─── TASK DATA ───
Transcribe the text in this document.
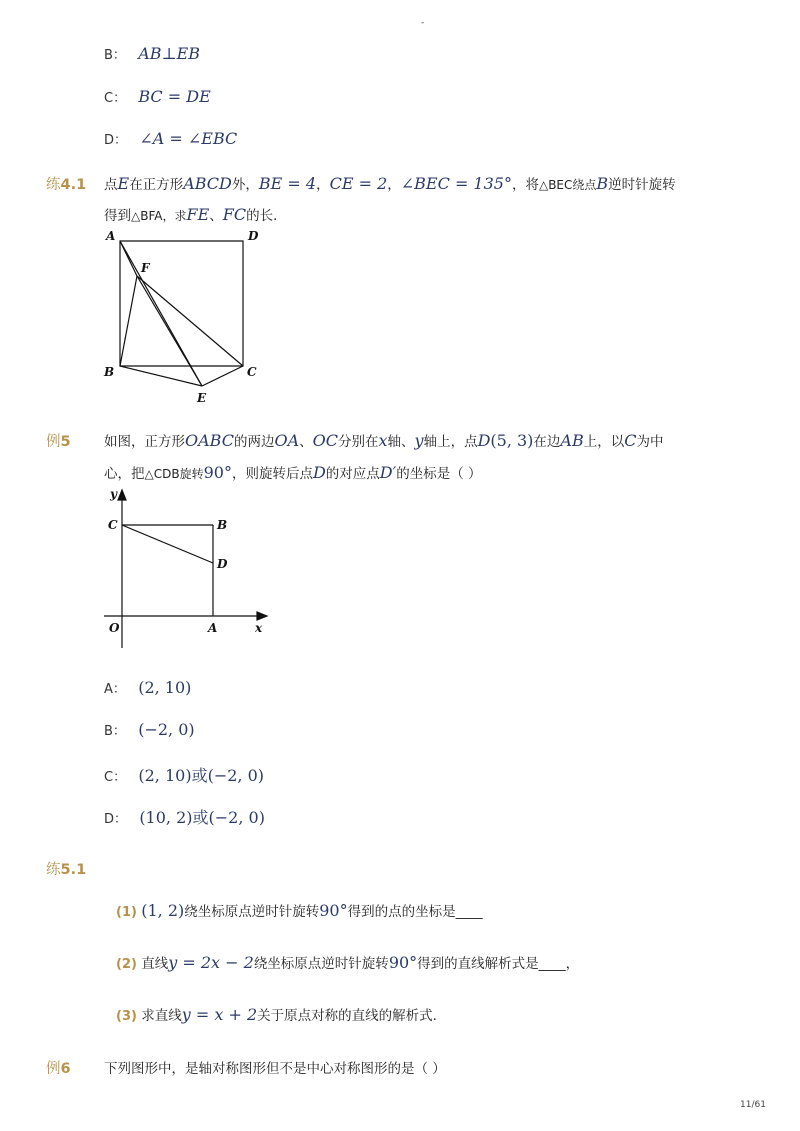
-
B： AB⊥EB
C： BC = DE
D： ∠A = ∠EBC
练4.1 点E在正方形ABCD外，BE = 4，CE = 2，∠BEC = 135°，将△BEC绕点B逆时针旋转
得到△BFA，求FE、FC的长．
A	D
F
B	C
E
例5 如图，正方形OABC的两边OA、OC分别在x轴、y轴上，点D(5, 3)在边AB上，以C为中
心，把△CDB旋转90°，则旋转后点D的对应点D′的坐标是（ ）
y
C	B
D
O	A	x
A： (2, 10)
B： (−2, 0)
C： (2, 10)或(−2, 0)
D： (10, 2)或(−2, 0)
练5.1
(1) (1, 2)绕坐标原点逆时针旋转90°得到的点的坐标是____
(2) 直线y = 2x − 2绕坐标原点逆时针旋转90°得到的直线解析式是____，
(3) 求直线y = x + 2关于原点对称的直线的解析式．
例6 下列图形中，是轴对称图形但不是中心对称图形的是（ ）
11/61
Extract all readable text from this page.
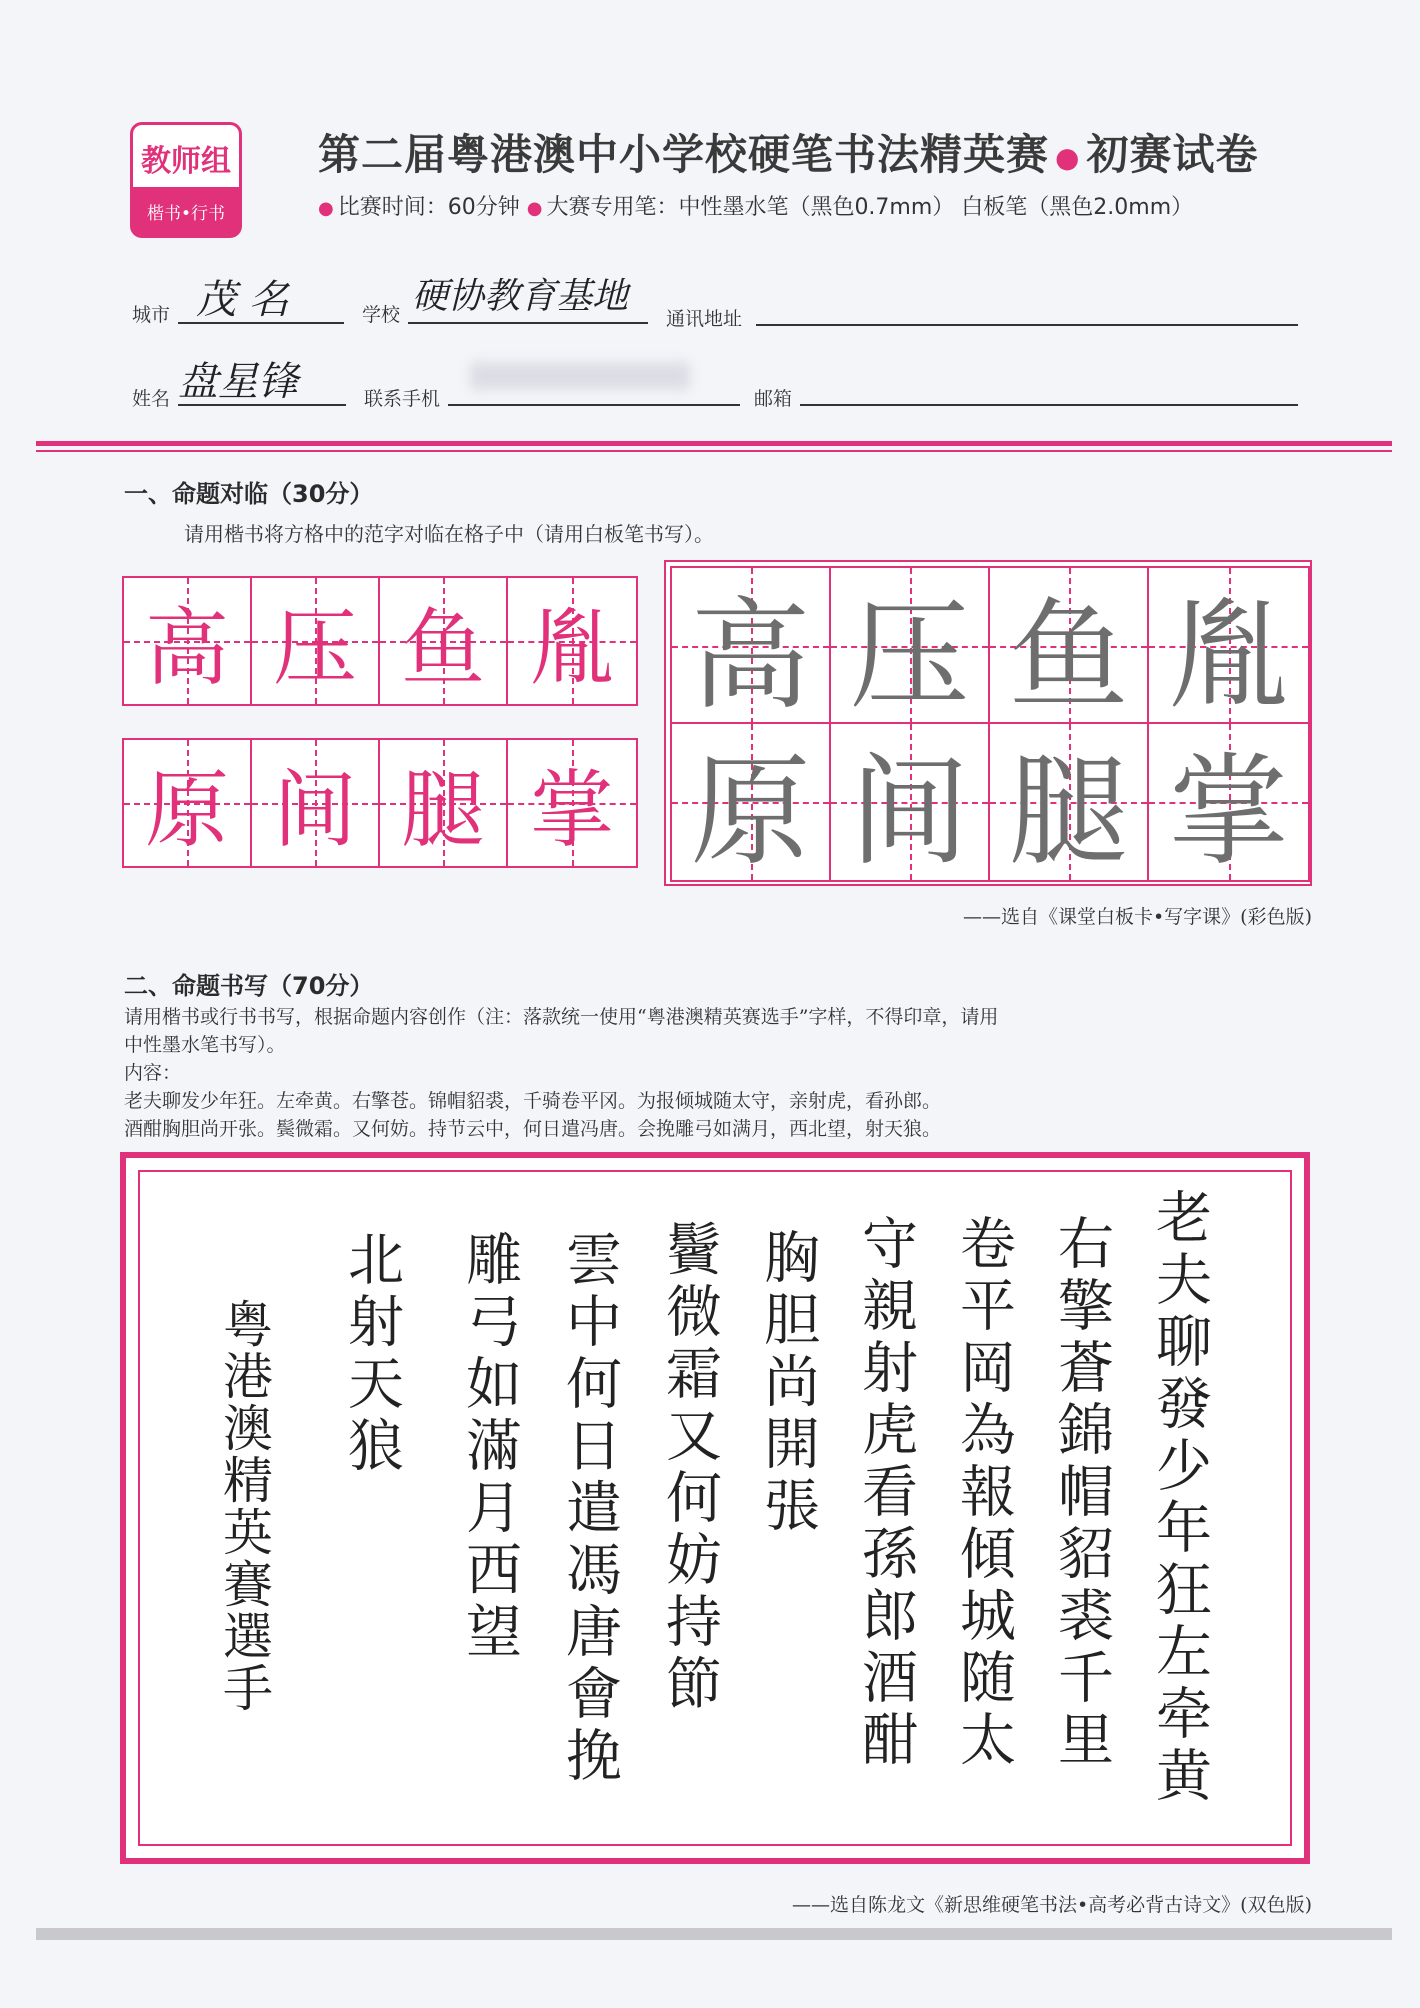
教师组
楷书•行书
第二届粤港澳中小学校硬笔书法精英赛 ● 初赛试卷
● 比赛时间：60分钟 ● 大赛专用笔：中性墨水笔（黑色0.7mm） 白板笔（黑色2.0mm）
城市 茂 名	学校 硬协教育基地
通讯地址
姓名 盘星锋	联系手机	邮箱
一、命题对临（30分）
请用楷书将方格中的范字对临在格子中（请用白板笔书写）。
高 压 鱼 胤
原 间 腿 掌
高 压 鱼 胤
原 间 腿 掌
——选自《课堂白板卡•写字课》(彩色版)
二、命题书写（70分）
请用楷书或行书书写，根据命题内容创作（注：落款统一使用“粤港澳精英赛选手”字样，不得印章，请用
中性墨水笔书写）。
内容：
老夫聊发少年狂。左牵黄。右擎苍。锦帽貂裘，千骑卷平冈。为报倾城随太守，亲射虎，看孙郎。
酒酣胸胆尚开张。鬓微霜。又何妨。持节云中，何日遣冯唐。会挽雕弓如满月，西北望，射天狼。
老夫聊發少年狂左牵黄
右擎蒼錦帽貂裘千里
卷平岡為報傾城随太
守親射虎看孫郎酒酣
胸胆尚開張
鬢微霜又何妨持節
雲中何日遣馮唐會挽
雕弓如滿月西望
北射天狼
粤港澳精英賽選手
——选自陈龙文《新思维硬笔书法•高考必背古诗文》(双色版)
───
> **REQUIRED TASK**: Look through the data above. Each line containing the word "this" needs to be copied.

> **WRITTEN SOLUTION**:
Transcribe the text in this document.
Extract all readable text from this page.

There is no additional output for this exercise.